— START ENTRIES PROVIDED —
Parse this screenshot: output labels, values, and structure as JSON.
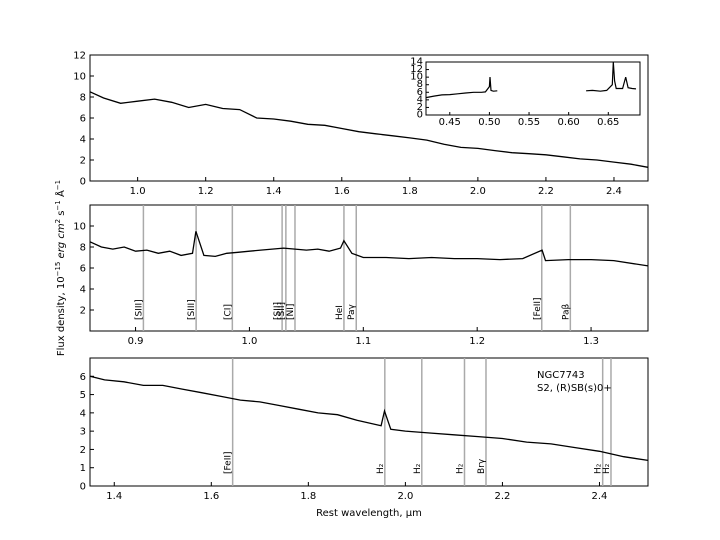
{
  "chart_data": [
    {
      "type": "line",
      "panel": "top",
      "xlim": [
        0.86,
        2.5
      ],
      "ylim": [
        0,
        12
      ],
      "xticks": [
        "1.0",
        "1.2",
        "1.4",
        "1.6",
        "1.8",
        "2.0",
        "2.2",
        "2.4"
      ],
      "yticks": [
        "0",
        "2",
        "4",
        "6",
        "8",
        "10",
        "12"
      ],
      "grid": false,
      "series": [
        {
          "style": "black spectrum, gray in telluric regions",
          "x": [
            0.86,
            0.9,
            0.95,
            1.0,
            1.05,
            1.1,
            1.15,
            1.2,
            1.25,
            1.3,
            1.35,
            1.4,
            1.45,
            1.5,
            1.55,
            1.6,
            1.65,
            1.7,
            1.75,
            1.8,
            1.85,
            1.9,
            1.95,
            2.0,
            2.05,
            2.1,
            2.15,
            2.2,
            2.25,
            2.3,
            2.35,
            2.4,
            2.45,
            2.5
          ],
          "y": [
            8.5,
            7.9,
            7.4,
            7.6,
            7.8,
            7.5,
            7.0,
            7.3,
            6.9,
            6.8,
            6.0,
            5.9,
            5.7,
            5.4,
            5.3,
            5.0,
            4.7,
            4.5,
            4.3,
            4.1,
            3.9,
            3.5,
            3.2,
            3.1,
            2.9,
            2.7,
            2.6,
            2.5,
            2.3,
            2.1,
            2.0,
            1.8,
            1.6,
            1.3
          ]
        }
      ],
      "inset": {
        "type": "line",
        "xlim": [
          0.42,
          0.69
        ],
        "ylim": [
          0,
          14
        ],
        "xticks": [
          "0.45",
          "0.50",
          "0.55",
          "0.60",
          "0.65"
        ],
        "yticks": [
          "0",
          "2",
          "4",
          "6",
          "8",
          "10",
          "12",
          "14"
        ],
        "segments": [
          {
            "x": [
              0.42,
              0.43,
              0.44,
              0.45,
              0.46,
              0.47,
              0.48,
              0.49,
              0.495,
              0.5,
              0.5007,
              0.502,
              0.505,
              0.51
            ],
            "y": [
              4.6,
              5.0,
              5.3,
              5.4,
              5.6,
              5.8,
              6.0,
              6.0,
              6.1,
              7.5,
              10.0,
              6.5,
              6.3,
              6.4
            ]
          },
          {
            "x": [
              0.622,
              0.63,
              0.64,
              0.648,
              0.655,
              0.6563,
              0.658,
              0.66,
              0.668,
              0.672,
              0.675,
              0.68,
              0.685
            ],
            "y": [
              6.4,
              6.5,
              6.3,
              6.5,
              8.0,
              14.0,
              9.0,
              7.0,
              7.0,
              10.0,
              7.2,
              7.0,
              6.9
            ]
          }
        ]
      }
    },
    {
      "type": "line",
      "panel": "middle",
      "xlim": [
        0.86,
        1.35
      ],
      "ylim": [
        0,
        12
      ],
      "xticks": [
        "0.9",
        "1.0",
        "1.1",
        "1.2",
        "1.3"
      ],
      "yticks": [
        "2",
        "4",
        "6",
        "8",
        "10"
      ],
      "grid": false,
      "series": [
        {
          "style": "black spectrum, gray at the red end",
          "x": [
            0.86,
            0.87,
            0.88,
            0.89,
            0.9,
            0.91,
            0.92,
            0.93,
            0.94,
            0.95,
            0.953,
            0.96,
            0.97,
            0.98,
            0.99,
            1.0,
            1.01,
            1.02,
            1.03,
            1.04,
            1.05,
            1.06,
            1.07,
            1.08,
            1.083,
            1.09,
            1.1,
            1.12,
            1.14,
            1.16,
            1.18,
            1.2,
            1.22,
            1.24,
            1.257,
            1.26,
            1.28,
            1.3,
            1.32,
            1.35
          ],
          "y": [
            8.5,
            8.0,
            7.8,
            8.0,
            7.6,
            7.7,
            7.4,
            7.6,
            7.2,
            7.4,
            9.5,
            7.2,
            7.1,
            7.4,
            7.5,
            7.6,
            7.7,
            7.8,
            7.9,
            7.8,
            7.7,
            7.8,
            7.6,
            7.9,
            8.6,
            7.4,
            7.0,
            7.0,
            6.9,
            7.0,
            6.9,
            6.9,
            6.8,
            6.9,
            7.7,
            6.7,
            6.8,
            6.8,
            6.7,
            6.2
          ]
        }
      ],
      "lines": [
        {
          "x": 0.9069,
          "label": "[SIII]"
        },
        {
          "x": 0.9532,
          "label": "[SIII]"
        },
        {
          "x": 0.985,
          "label": "[CI]"
        },
        {
          "x": 1.0287,
          "label": "[SII]"
        },
        {
          "x": 1.032,
          "label": "[SII]"
        },
        {
          "x": 1.04,
          "label": "[NI]"
        },
        {
          "x": 1.083,
          "label": "HeI"
        },
        {
          "x": 1.0938,
          "label": "Paγ"
        },
        {
          "x": 1.2567,
          "label": "[FeII]"
        },
        {
          "x": 1.2818,
          "label": "Paβ"
        }
      ]
    },
    {
      "type": "line",
      "panel": "bottom",
      "xlim": [
        1.35,
        2.5
      ],
      "ylim": [
        0,
        7
      ],
      "xticks": [
        "1.4",
        "1.6",
        "1.8",
        "2.0",
        "2.2",
        "2.4"
      ],
      "yticks": [
        "0",
        "1",
        "2",
        "3",
        "4",
        "5",
        "6"
      ],
      "grid": false,
      "series": [
        {
          "style": "black spectrum, gray in telluric regions",
          "x": [
            1.35,
            1.38,
            1.42,
            1.46,
            1.5,
            1.54,
            1.58,
            1.62,
            1.66,
            1.7,
            1.74,
            1.78,
            1.82,
            1.86,
            1.9,
            1.95,
            1.957,
            1.97,
            2.0,
            2.05,
            2.1,
            2.15,
            2.2,
            2.25,
            2.3,
            2.35,
            2.4,
            2.45,
            2.5
          ],
          "y": [
            6.0,
            5.8,
            5.7,
            5.5,
            5.5,
            5.3,
            5.1,
            4.9,
            4.7,
            4.6,
            4.4,
            4.2,
            4.0,
            3.9,
            3.6,
            3.3,
            4.1,
            3.1,
            3.0,
            2.9,
            2.8,
            2.7,
            2.6,
            2.4,
            2.3,
            2.1,
            1.9,
            1.6,
            1.4
          ]
        }
      ],
      "lines": [
        {
          "x": 1.644,
          "label": "[FeII]"
        },
        {
          "x": 1.9576,
          "label": "H₂"
        },
        {
          "x": 2.0338,
          "label": "H₂"
        },
        {
          "x": 2.1218,
          "label": "H₂"
        },
        {
          "x": 2.1661,
          "label": "Brγ"
        },
        {
          "x": 2.4066,
          "label": "H₂"
        },
        {
          "x": 2.4237,
          "label": "H₂"
        }
      ],
      "annotations": [
        "NGC7743",
        "S2,  (R)SB(s)0+"
      ]
    }
  ],
  "labels": {
    "xlabel": "Rest wavelength, μm",
    "ylabel_prefix": "Flux density, 10",
    "ylabel_exp": "−15",
    "ylabel_units": " erg  cm",
    "ylabel_units_exp": "2",
    "ylabel_s": " s",
    "ylabel_s_exp": "−1",
    "ylabel_A": " Å",
    "ylabel_A_exp": "−1"
  },
  "colors": {
    "spectrum": "#000000",
    "telluric": "#999999",
    "emission_line": "#aaaaaa"
  }
}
— END ENTRIES PROVIDED —
STATED TASK:
Write the number of lines containing the word "spectrum" and nothing besides it.

COMPLETE OUTPUT:
4